### GIVEN DATA
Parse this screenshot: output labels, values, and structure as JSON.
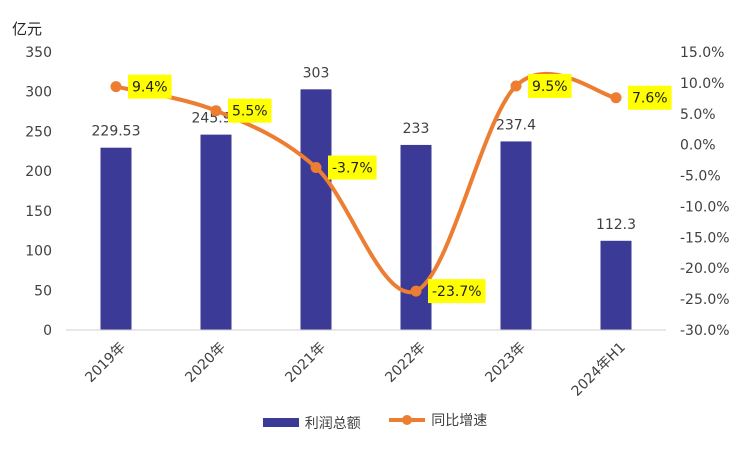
{
  "chart_data": {
    "type": "bar+line",
    "unit_label": "亿元",
    "categories": [
      "2019年",
      "2020年",
      "2021年",
      "2022年",
      "2023年",
      "2024年H1"
    ],
    "series": [
      {
        "name": "利润总额",
        "type": "bar",
        "axis": "left",
        "values": [
          229.53,
          245.97,
          303,
          233,
          237.4,
          112.3
        ],
        "labels": [
          "229.53",
          "245.97",
          "303",
          "233",
          "237.4",
          "112.3"
        ]
      },
      {
        "name": "同比增速",
        "type": "line",
        "axis": "right",
        "values": [
          9.4,
          5.5,
          -3.7,
          -23.7,
          9.5,
          7.6
        ],
        "labels": [
          "9.4%",
          "5.5%",
          "-3.7%",
          "-23.7%",
          "9.5%",
          "7.6%"
        ]
      }
    ],
    "left_axis": {
      "min": 0,
      "max": 350,
      "step": 50,
      "ticks": [
        "0",
        "50",
        "100",
        "150",
        "200",
        "250",
        "300",
        "350"
      ]
    },
    "right_axis": {
      "min": -30,
      "max": 15,
      "step": 5,
      "ticks": [
        "-30.0%",
        "-25.0%",
        "-20.0%",
        "-15.0%",
        "-10.0%",
        "-5.0%",
        "0.0%",
        "5.0%",
        "10.0%",
        "15.0%"
      ]
    },
    "grid": false,
    "legend_position": "bottom",
    "colors": {
      "bar": "#3b3a96",
      "line": "#ed7d31",
      "label_bg": "#ffff00"
    }
  }
}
######
WHAT YOU NEED TO DO
Give all the lines above again, character for character, without pictures.

EXERCISE ANSWER
Parse this screenshot: output labels, values, and structure as JSON.
{
  "chart_data": {
    "type": "bar+line",
    "unit_label": "亿元",
    "categories": [
      "2019年",
      "2020年",
      "2021年",
      "2022年",
      "2023年",
      "2024年H1"
    ],
    "series": [
      {
        "name": "利润总额",
        "type": "bar",
        "axis": "left",
        "values": [
          229.53,
          245.97,
          303,
          233,
          237.4,
          112.3
        ],
        "labels": [
          "229.53",
          "245.97",
          "303",
          "233",
          "237.4",
          "112.3"
        ]
      },
      {
        "name": "同比增速",
        "type": "line",
        "axis": "right",
        "values": [
          9.4,
          5.5,
          -3.7,
          -23.7,
          9.5,
          7.6
        ],
        "labels": [
          "9.4%",
          "5.5%",
          "-3.7%",
          "-23.7%",
          "9.5%",
          "7.6%"
        ]
      }
    ],
    "left_axis": {
      "min": 0,
      "max": 350,
      "step": 50,
      "ticks": [
        "0",
        "50",
        "100",
        "150",
        "200",
        "250",
        "300",
        "350"
      ]
    },
    "right_axis": {
      "min": -30,
      "max": 15,
      "step": 5,
      "ticks": [
        "-30.0%",
        "-25.0%",
        "-20.0%",
        "-15.0%",
        "-10.0%",
        "-5.0%",
        "0.0%",
        "5.0%",
        "10.0%",
        "15.0%"
      ]
    },
    "grid": false,
    "legend_position": "bottom",
    "colors": {
      "bar": "#3b3a96",
      "line": "#ed7d31",
      "label_bg": "#ffff00"
    }
  }
}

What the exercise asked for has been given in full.